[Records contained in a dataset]
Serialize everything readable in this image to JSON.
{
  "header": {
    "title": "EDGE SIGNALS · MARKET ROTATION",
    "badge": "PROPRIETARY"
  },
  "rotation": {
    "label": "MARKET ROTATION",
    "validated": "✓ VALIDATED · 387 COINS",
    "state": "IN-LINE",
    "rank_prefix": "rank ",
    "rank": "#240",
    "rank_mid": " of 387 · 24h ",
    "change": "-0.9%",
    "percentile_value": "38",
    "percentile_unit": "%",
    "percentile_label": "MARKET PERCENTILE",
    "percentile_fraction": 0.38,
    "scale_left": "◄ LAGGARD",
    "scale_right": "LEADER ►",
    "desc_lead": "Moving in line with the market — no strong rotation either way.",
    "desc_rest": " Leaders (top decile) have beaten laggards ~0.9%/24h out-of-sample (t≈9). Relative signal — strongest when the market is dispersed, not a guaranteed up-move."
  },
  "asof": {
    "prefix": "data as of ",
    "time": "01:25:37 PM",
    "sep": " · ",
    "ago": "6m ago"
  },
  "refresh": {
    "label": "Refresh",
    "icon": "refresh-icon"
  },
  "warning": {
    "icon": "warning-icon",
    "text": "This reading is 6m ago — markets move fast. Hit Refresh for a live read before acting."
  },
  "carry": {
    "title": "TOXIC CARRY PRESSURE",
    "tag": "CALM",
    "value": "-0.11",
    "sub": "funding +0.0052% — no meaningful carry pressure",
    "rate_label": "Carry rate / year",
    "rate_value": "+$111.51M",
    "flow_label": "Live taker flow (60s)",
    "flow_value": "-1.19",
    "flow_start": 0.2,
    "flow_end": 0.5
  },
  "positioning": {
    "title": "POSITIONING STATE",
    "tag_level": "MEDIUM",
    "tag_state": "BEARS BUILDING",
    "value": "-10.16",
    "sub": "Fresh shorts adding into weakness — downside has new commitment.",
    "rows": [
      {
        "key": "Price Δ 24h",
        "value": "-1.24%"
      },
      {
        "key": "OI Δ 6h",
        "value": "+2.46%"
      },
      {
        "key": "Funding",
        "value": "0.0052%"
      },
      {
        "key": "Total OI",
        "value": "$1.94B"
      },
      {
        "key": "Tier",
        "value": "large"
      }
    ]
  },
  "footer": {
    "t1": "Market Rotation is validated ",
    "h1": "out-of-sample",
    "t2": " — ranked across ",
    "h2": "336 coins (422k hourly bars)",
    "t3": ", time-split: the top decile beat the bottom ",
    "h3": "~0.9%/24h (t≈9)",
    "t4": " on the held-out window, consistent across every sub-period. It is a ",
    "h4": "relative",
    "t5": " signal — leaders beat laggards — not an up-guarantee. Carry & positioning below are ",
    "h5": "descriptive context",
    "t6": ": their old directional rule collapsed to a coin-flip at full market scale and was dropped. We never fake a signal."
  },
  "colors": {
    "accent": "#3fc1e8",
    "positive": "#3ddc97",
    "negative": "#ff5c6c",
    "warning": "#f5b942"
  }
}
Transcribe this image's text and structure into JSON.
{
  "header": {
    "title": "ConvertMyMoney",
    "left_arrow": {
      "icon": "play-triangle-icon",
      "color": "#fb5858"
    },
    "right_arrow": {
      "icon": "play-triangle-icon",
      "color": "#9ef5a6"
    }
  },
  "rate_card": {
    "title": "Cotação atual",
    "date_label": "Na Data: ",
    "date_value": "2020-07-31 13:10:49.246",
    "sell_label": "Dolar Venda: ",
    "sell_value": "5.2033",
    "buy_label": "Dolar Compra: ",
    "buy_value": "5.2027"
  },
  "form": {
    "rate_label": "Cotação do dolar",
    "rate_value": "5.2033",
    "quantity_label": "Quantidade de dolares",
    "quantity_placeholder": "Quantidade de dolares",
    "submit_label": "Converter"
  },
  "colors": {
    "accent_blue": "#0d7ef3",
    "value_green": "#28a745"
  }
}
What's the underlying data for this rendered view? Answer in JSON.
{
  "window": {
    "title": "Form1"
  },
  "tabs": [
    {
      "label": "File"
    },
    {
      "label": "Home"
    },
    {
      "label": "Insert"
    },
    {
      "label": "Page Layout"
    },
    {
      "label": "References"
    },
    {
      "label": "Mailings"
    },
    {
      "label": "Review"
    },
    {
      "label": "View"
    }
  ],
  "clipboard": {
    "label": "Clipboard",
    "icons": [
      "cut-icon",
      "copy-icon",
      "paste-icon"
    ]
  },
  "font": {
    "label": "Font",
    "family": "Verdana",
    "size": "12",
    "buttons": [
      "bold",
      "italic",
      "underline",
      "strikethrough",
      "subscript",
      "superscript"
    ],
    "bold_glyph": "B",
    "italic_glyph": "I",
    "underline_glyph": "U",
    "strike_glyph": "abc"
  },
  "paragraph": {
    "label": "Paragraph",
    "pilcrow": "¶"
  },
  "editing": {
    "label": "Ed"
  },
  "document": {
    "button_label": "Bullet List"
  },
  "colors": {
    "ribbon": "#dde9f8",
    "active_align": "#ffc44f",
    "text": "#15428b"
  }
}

**Task to complete**
Write every entry out again exactly.

**Answer for the task**
Serialize everything readable in this image to JSON.
{
  "header": {
    "title": "EDGE SIGNALS · MARKET ROTATION",
    "badge": "PROPRIETARY"
  },
  "rotation": {
    "label": "MARKET ROTATION",
    "validated": "✓ VALIDATED · 387 COINS",
    "state": "IN-LINE",
    "rank_prefix": "rank ",
    "rank": "#240",
    "rank_mid": " of 387 · 24h ",
    "change": "-0.9%",
    "percentile_value": "38",
    "percentile_unit": "%",
    "percentile_label": "MARKET PERCENTILE",
    "percentile_fraction": 0.38,
    "scale_left": "◄ LAGGARD",
    "scale_right": "LEADER ►",
    "desc_lead": "Moving in line with the market — no strong rotation either way.",
    "desc_rest": " Leaders (top decile) have beaten laggards ~0.9%/24h out-of-sample (t≈9). Relative signal — strongest when the market is dispersed, not a guaranteed up-move."
  },
  "asof": {
    "prefix": "data as of ",
    "time": "01:25:37 PM",
    "sep": " · ",
    "ago": "6m ago"
  },
  "refresh": {
    "label": "Refresh",
    "icon": "refresh-icon"
  },
  "warning": {
    "icon": "warning-icon",
    "text": "This reading is 6m ago — markets move fast. Hit Refresh for a live read before acting."
  },
  "carry": {
    "title": "TOXIC CARRY PRESSURE",
    "tag": "CALM",
    "value": "-0.11",
    "sub": "funding +0.0052% — no meaningful carry pressure",
    "rate_label": "Carry rate / year",
    "rate_value": "+$111.51M",
    "flow_label": "Live taker flow (60s)",
    "flow_value": "-1.19",
    "flow_start": 0.2,
    "flow_end": 0.5
  },
  "positioning": {
    "title": "POSITIONING STATE",
    "tag_level": "MEDIUM",
    "tag_state": "BEARS BUILDING",
    "value": "-10.16",
    "sub": "Fresh shorts adding into weakness — downside has new commitment.",
    "rows": [
      {
        "key": "Price Δ 24h",
        "value": "-1.24%"
      },
      {
        "key": "OI Δ 6h",
        "value": "+2.46%"
      },
      {
        "key": "Funding",
        "value": "0.0052%"
      },
      {
        "key": "Total OI",
        "value": "$1.94B"
      },
      {
        "key": "Tier",
        "value": "large"
      }
    ]
  },
  "footer": {
    "t1": "Market Rotation is validated ",
    "h1": "out-of-sample",
    "t2": " — ranked across ",
    "h2": "336 coins (422k hourly bars)",
    "t3": ", time-split: the top decile beat the bottom ",
    "h3": "~0.9%/24h (t≈9)",
    "t4": " on the held-out window, consistent across every sub-period. It is a ",
    "h4": "relative",
    "t5": " signal — leaders beat laggards — not an up-guarantee. Carry & positioning below are ",
    "h5": "descriptive context",
    "t6": ": their old directional rule collapsed to a coin-flip at full market scale and was dropped. We never fake a signal."
  },
  "colors": {
    "accent": "#3fc1e8",
    "positive": "#3ddc97",
    "negative": "#ff5c6c",
    "warning": "#f5b942"
  }
}
Transcribe this image's text and structure into JSON.
{
  "header": {
    "title": "ConvertMyMoney",
    "left_arrow": {
      "icon": "play-triangle-icon",
      "color": "#fb5858"
    },
    "right_arrow": {
      "icon": "play-triangle-icon",
      "color": "#9ef5a6"
    }
  },
  "rate_card": {
    "title": "Cotação atual",
    "date_label": "Na Data: ",
    "date_value": "2020-07-31 13:10:49.246",
    "sell_label": "Dolar Venda: ",
    "sell_value": "5.2033",
    "buy_label": "Dolar Compra: ",
    "buy_value": "5.2027"
  },
  "form": {
    "rate_label": "Cotação do dolar",
    "rate_value": "5.2033",
    "quantity_label": "Quantidade de dolares",
    "quantity_placeholder": "Quantidade de dolares",
    "submit_label": "Converter"
  },
  "colors": {
    "accent_blue": "#0d7ef3",
    "value_green": "#28a745"
  }
}
What's the underlying data for this rendered view? Answer in JSON.
{
  "window": {
    "title": "Form1"
  },
  "tabs": [
    {
      "label": "File"
    },
    {
      "label": "Home"
    },
    {
      "label": "Insert"
    },
    {
      "label": "Page Layout"
    },
    {
      "label": "References"
    },
    {
      "label": "Mailings"
    },
    {
      "label": "Review"
    },
    {
      "label": "View"
    }
  ],
  "clipboard": {
    "label": "Clipboard",
    "icons": [
      "cut-icon",
      "copy-icon",
      "paste-icon"
    ]
  },
  "font": {
    "label": "Font",
    "family": "Verdana",
    "size": "12",
    "buttons": [
      "bold",
      "italic",
      "underline",
      "strikethrough",
      "subscript",
      "superscript"
    ],
    "bold_glyph": "B",
    "italic_glyph": "I",
    "underline_glyph": "U",
    "strike_glyph": "abc"
  },
  "paragraph": {
    "label": "Paragraph",
    "pilcrow": "¶"
  },
  "editing": {
    "label": "Ed"
  },
  "document": {
    "button_label": "Bullet List"
  },
  "colors": {
    "ribbon": "#dde9f8",
    "active_align": "#ffc44f",
    "text": "#15428b"
  }
}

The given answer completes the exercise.